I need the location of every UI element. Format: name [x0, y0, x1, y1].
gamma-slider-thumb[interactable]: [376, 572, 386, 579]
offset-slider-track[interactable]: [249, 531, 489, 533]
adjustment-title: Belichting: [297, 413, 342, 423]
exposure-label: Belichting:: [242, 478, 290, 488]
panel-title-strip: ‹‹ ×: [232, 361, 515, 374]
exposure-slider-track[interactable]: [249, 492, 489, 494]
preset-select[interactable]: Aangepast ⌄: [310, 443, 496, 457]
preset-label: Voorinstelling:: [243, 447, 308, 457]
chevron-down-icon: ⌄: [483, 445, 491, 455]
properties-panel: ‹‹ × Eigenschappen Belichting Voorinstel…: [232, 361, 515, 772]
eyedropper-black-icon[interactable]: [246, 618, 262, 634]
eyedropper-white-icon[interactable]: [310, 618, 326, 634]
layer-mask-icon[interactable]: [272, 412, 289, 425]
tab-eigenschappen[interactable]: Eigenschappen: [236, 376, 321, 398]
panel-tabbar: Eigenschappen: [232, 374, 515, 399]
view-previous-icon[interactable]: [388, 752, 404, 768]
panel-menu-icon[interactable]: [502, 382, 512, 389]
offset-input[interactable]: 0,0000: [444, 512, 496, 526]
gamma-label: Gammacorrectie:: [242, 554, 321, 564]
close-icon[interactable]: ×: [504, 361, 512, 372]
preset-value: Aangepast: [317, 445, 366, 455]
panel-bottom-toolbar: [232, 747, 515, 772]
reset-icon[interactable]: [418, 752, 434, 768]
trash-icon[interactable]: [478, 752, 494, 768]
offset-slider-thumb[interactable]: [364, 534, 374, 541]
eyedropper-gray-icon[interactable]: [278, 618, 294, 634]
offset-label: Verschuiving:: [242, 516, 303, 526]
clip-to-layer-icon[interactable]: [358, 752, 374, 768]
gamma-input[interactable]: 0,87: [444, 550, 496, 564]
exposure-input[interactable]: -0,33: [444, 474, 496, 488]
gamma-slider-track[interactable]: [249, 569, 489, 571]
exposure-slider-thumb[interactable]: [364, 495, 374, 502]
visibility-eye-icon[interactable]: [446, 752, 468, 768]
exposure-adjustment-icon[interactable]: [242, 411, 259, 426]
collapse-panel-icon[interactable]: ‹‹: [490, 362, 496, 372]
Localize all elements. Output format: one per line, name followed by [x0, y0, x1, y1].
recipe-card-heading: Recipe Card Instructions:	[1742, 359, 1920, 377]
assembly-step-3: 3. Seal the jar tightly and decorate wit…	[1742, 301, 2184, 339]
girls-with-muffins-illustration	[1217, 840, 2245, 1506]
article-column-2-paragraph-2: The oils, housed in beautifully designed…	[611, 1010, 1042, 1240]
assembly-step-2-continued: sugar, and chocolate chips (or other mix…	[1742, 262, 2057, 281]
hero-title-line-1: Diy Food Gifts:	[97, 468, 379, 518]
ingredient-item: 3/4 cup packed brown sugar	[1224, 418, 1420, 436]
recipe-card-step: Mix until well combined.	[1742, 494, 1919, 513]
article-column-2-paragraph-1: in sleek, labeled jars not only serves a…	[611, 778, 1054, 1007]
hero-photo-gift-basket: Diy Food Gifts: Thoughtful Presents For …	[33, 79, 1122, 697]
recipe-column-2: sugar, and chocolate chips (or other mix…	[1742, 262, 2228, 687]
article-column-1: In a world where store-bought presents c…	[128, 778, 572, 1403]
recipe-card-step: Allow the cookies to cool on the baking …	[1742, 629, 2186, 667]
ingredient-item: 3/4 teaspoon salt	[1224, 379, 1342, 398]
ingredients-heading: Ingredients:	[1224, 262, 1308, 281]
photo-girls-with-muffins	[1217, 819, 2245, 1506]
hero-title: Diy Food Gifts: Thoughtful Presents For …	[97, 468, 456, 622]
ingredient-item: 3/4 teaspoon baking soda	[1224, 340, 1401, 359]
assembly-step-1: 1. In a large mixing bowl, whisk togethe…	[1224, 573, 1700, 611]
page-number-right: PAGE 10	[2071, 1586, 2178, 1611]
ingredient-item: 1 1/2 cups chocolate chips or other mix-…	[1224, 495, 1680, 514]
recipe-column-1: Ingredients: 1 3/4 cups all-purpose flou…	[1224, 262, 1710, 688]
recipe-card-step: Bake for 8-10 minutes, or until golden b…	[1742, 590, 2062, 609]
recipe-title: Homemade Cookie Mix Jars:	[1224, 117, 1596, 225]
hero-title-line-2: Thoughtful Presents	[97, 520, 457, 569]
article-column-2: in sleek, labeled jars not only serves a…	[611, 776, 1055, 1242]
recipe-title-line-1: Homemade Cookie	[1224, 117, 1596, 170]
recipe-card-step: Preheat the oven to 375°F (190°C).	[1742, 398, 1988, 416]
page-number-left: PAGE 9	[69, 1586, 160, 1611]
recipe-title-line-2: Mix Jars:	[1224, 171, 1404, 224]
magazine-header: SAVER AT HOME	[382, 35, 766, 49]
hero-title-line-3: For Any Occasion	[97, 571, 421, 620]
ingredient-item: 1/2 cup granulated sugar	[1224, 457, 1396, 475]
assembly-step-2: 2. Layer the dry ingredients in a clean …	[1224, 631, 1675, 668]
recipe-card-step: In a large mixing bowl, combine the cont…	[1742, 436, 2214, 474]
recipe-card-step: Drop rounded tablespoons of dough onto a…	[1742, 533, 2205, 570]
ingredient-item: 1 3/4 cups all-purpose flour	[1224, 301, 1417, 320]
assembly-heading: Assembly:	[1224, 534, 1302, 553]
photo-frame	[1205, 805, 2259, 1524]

▶ **Your instructions**
Please reproduce every one of the items above word for word.

▶ **Task result**
I need the location of every UI element. Format: name [x0, y0, x1, y1].
gamma-slider-thumb[interactable]: [376, 572, 386, 579]
offset-slider-track[interactable]: [249, 531, 489, 533]
adjustment-title: Belichting: [297, 413, 342, 423]
exposure-label: Belichting:: [242, 478, 290, 488]
panel-title-strip: ‹‹ ×: [232, 361, 515, 374]
exposure-slider-track[interactable]: [249, 492, 489, 494]
preset-select[interactable]: Aangepast ⌄: [310, 443, 496, 457]
preset-label: Voorinstelling:: [243, 447, 308, 457]
chevron-down-icon: ⌄: [483, 445, 491, 455]
properties-panel: ‹‹ × Eigenschappen Belichting Voorinstel…: [232, 361, 515, 772]
eyedropper-black-icon[interactable]: [246, 618, 262, 634]
eyedropper-white-icon[interactable]: [310, 618, 326, 634]
layer-mask-icon[interactable]: [272, 412, 289, 425]
tab-eigenschappen[interactable]: Eigenschappen: [236, 376, 321, 398]
panel-tabbar: Eigenschappen: [232, 374, 515, 399]
view-previous-icon[interactable]: [388, 752, 404, 768]
panel-menu-icon[interactable]: [502, 382, 512, 389]
offset-input[interactable]: 0,0000: [444, 512, 496, 526]
gamma-label: Gammacorrectie:: [242, 554, 321, 564]
close-icon[interactable]: ×: [504, 361, 512, 372]
preset-value: Aangepast: [317, 445, 366, 455]
panel-bottom-toolbar: [232, 747, 515, 772]
reset-icon[interactable]: [418, 752, 434, 768]
trash-icon[interactable]: [478, 752, 494, 768]
offset-slider-thumb[interactable]: [364, 534, 374, 541]
eyedropper-gray-icon[interactable]: [278, 618, 294, 634]
offset-label: Verschuiving:: [242, 516, 303, 526]
clip-to-layer-icon[interactable]: [358, 752, 374, 768]
gamma-input[interactable]: 0,87: [444, 550, 496, 564]
exposure-input[interactable]: -0,33: [444, 474, 496, 488]
gamma-slider-track[interactable]: [249, 569, 489, 571]
exposure-slider-thumb[interactable]: [364, 495, 374, 502]
visibility-eye-icon[interactable]: [446, 752, 468, 768]
exposure-adjustment-icon[interactable]: [242, 411, 259, 426]
collapse-panel-icon[interactable]: ‹‹: [490, 362, 496, 372]
Localize all elements. Output format: one per line, name followed by [x0, y0, x1, y1].
recipe-card-heading: Recipe Card Instructions:	[1742, 359, 1920, 377]
assembly-step-3: 3. Seal the jar tightly and decorate wit…	[1742, 301, 2184, 339]
girls-with-muffins-illustration	[1217, 840, 2245, 1506]
article-column-2-paragraph-2: The oils, housed in beautifully designed…	[611, 1010, 1042, 1240]
assembly-step-2-continued: sugar, and chocolate chips (or other mix…	[1742, 262, 2057, 281]
hero-title-line-1: Diy Food Gifts:	[97, 468, 379, 518]
ingredient-item: 3/4 cup packed brown sugar	[1224, 418, 1420, 436]
recipe-card-step: Mix until well combined.	[1742, 494, 1919, 513]
article-column-2-paragraph-1: in sleek, labeled jars not only serves a…	[611, 778, 1054, 1007]
hero-photo-gift-basket: Diy Food Gifts: Thoughtful Presents For …	[33, 79, 1122, 697]
recipe-column-2: sugar, and chocolate chips (or other mix…	[1742, 262, 2228, 687]
article-column-1: In a world where store-bought presents c…	[128, 778, 572, 1403]
recipe-card-step: Allow the cookies to cool on the baking …	[1742, 629, 2186, 667]
ingredient-item: 3/4 teaspoon salt	[1224, 379, 1342, 398]
ingredients-heading: Ingredients:	[1224, 262, 1308, 281]
photo-girls-with-muffins	[1217, 819, 2245, 1506]
hero-title: Diy Food Gifts: Thoughtful Presents For …	[97, 468, 456, 622]
ingredient-item: 3/4 teaspoon baking soda	[1224, 340, 1401, 359]
assembly-step-1: 1. In a large mixing bowl, whisk togethe…	[1224, 573, 1700, 611]
page-number-right: PAGE 10	[2071, 1586, 2178, 1611]
ingredient-item: 1 1/2 cups chocolate chips or other mix-…	[1224, 495, 1680, 514]
recipe-column-1: Ingredients: 1 3/4 cups all-purpose flou…	[1224, 262, 1710, 688]
recipe-card-step: Bake for 8-10 minutes, or until golden b…	[1742, 590, 2062, 609]
recipe-title: Homemade Cookie Mix Jars:	[1224, 117, 1596, 225]
hero-title-line-2: Thoughtful Presents	[97, 520, 457, 569]
article-column-2: in sleek, labeled jars not only serves a…	[611, 776, 1055, 1242]
recipe-title-line-1: Homemade Cookie	[1224, 117, 1596, 170]
recipe-card-step: Preheat the oven to 375°F (190°C).	[1742, 398, 1988, 416]
page-number-left: PAGE 9	[69, 1586, 160, 1611]
recipe-title-line-2: Mix Jars:	[1224, 171, 1404, 224]
magazine-header: SAVER AT HOME	[382, 35, 766, 49]
hero-title-line-3: For Any Occasion	[97, 571, 421, 620]
ingredient-item: 1/2 cup granulated sugar	[1224, 457, 1396, 475]
assembly-step-2: 2. Layer the dry ingredients in a clean …	[1224, 631, 1675, 668]
recipe-card-step: In a large mixing bowl, combine the cont…	[1742, 436, 2214, 474]
recipe-card-step: Drop rounded tablespoons of dough onto a…	[1742, 533, 2205, 570]
ingredient-item: 1 3/4 cups all-purpose flour	[1224, 301, 1417, 320]
assembly-heading: Assembly:	[1224, 534, 1302, 553]
photo-frame	[1205, 805, 2259, 1524]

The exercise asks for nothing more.